** START SOURCE DATA **

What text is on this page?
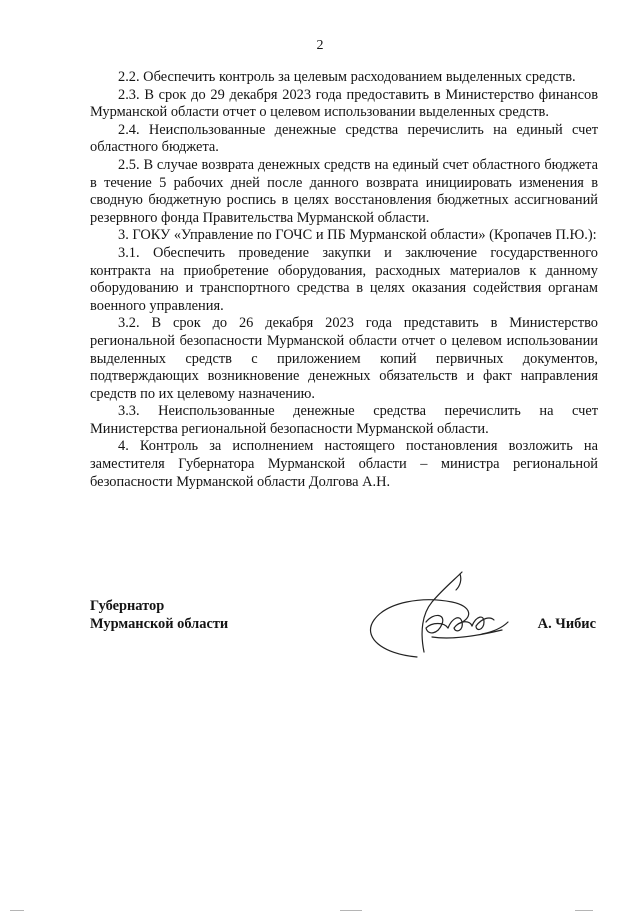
2

2.2. Обеспечить контроль за целевым расходованием выделенных средств.

2.3. В срок до 29 декабря 2023 года предоставить в Министерство финансов Мурманской области отчет о целевом использовании выделенных средств.

2.4. Неиспользованные денежные средства перечислить на единый счет областного бюджета.

2.5. В случае возврата денежных средств на единый счет областного бюджета в течение 5 рабочих дней после данного возврата инициировать изменения в сводную бюджетную роспись в целях восстановления бюджетных ассигнований резервного фонда Правительства Мурманской области.

3. ГОКУ «Управление по ГОЧС и ПБ Мурманской области» (Кропачев П.Ю.):

3.1. Обеспечить проведение закупки и заключение государственного контракта на приобретение оборудования, расходных материалов к данному оборудованию и транспортного средства в целях оказания содействия органам военного управления.

3.2. В срок до 26 декабря 2023 года представить в Министерство региональной безопасности Мурманской области отчет о целевом использовании выделенных средств с приложением копий первичных документов, подтверждающих возникновение денежных обязательств и факт направления средств по их целевому назначению.

3.3. Неиспользованные денежные средства перечислить на счет Министерства региональной безопасности Мурманской области.

4. Контроль за исполнением настоящего постановления возложить на заместителя Губернатора Мурманской области – министра региональной безопасности Мурманской области Долгова А.Н.

Губернатор
Мурманской области	А. Чибис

** END SOURCE DATA **

* _WHAT YOU NEED TO DO_: Leave out the pictures and print every line of the data exactly.

* _RESPONSE_:
What text is on this page?
2

2.2. Обеспечить контроль за целевым расходованием выделенных средств.

2.3. В срок до 29 декабря 2023 года предоставить в Министерство финансов Мурманской области отчет о целевом использовании выделенных средств.

2.4. Неиспользованные денежные средства перечислить на единый счет областного бюджета.

2.5. В случае возврата денежных средств на единый счет областного бюджета в течение 5 рабочих дней после данного возврата инициировать изменения в сводную бюджетную роспись в целях восстановления бюджетных ассигнований резервного фонда Правительства Мурманской области.

3. ГОКУ «Управление по ГОЧС и ПБ Мурманской области» (Кропачев П.Ю.):

3.1. Обеспечить проведение закупки и заключение государственного контракта на приобретение оборудования, расходных материалов к данному оборудованию и транспортного средства в целях оказания содействия органам военного управления.

3.2. В срок до 26 декабря 2023 года представить в Министерство региональной безопасности Мурманской области отчет о целевом использовании выделенных средств с приложением копий первичных документов, подтверждающих возникновение денежных обязательств и факт направления средств по их целевому назначению.

3.3. Неиспользованные денежные средства перечислить на счет Министерства региональной безопасности Мурманской области.

4. Контроль за исполнением настоящего постановления возложить на заместителя Губернатора Мурманской области – министра региональной безопасности Мурманской области Долгова А.Н.

Губернатор
Мурманской области	А. Чибис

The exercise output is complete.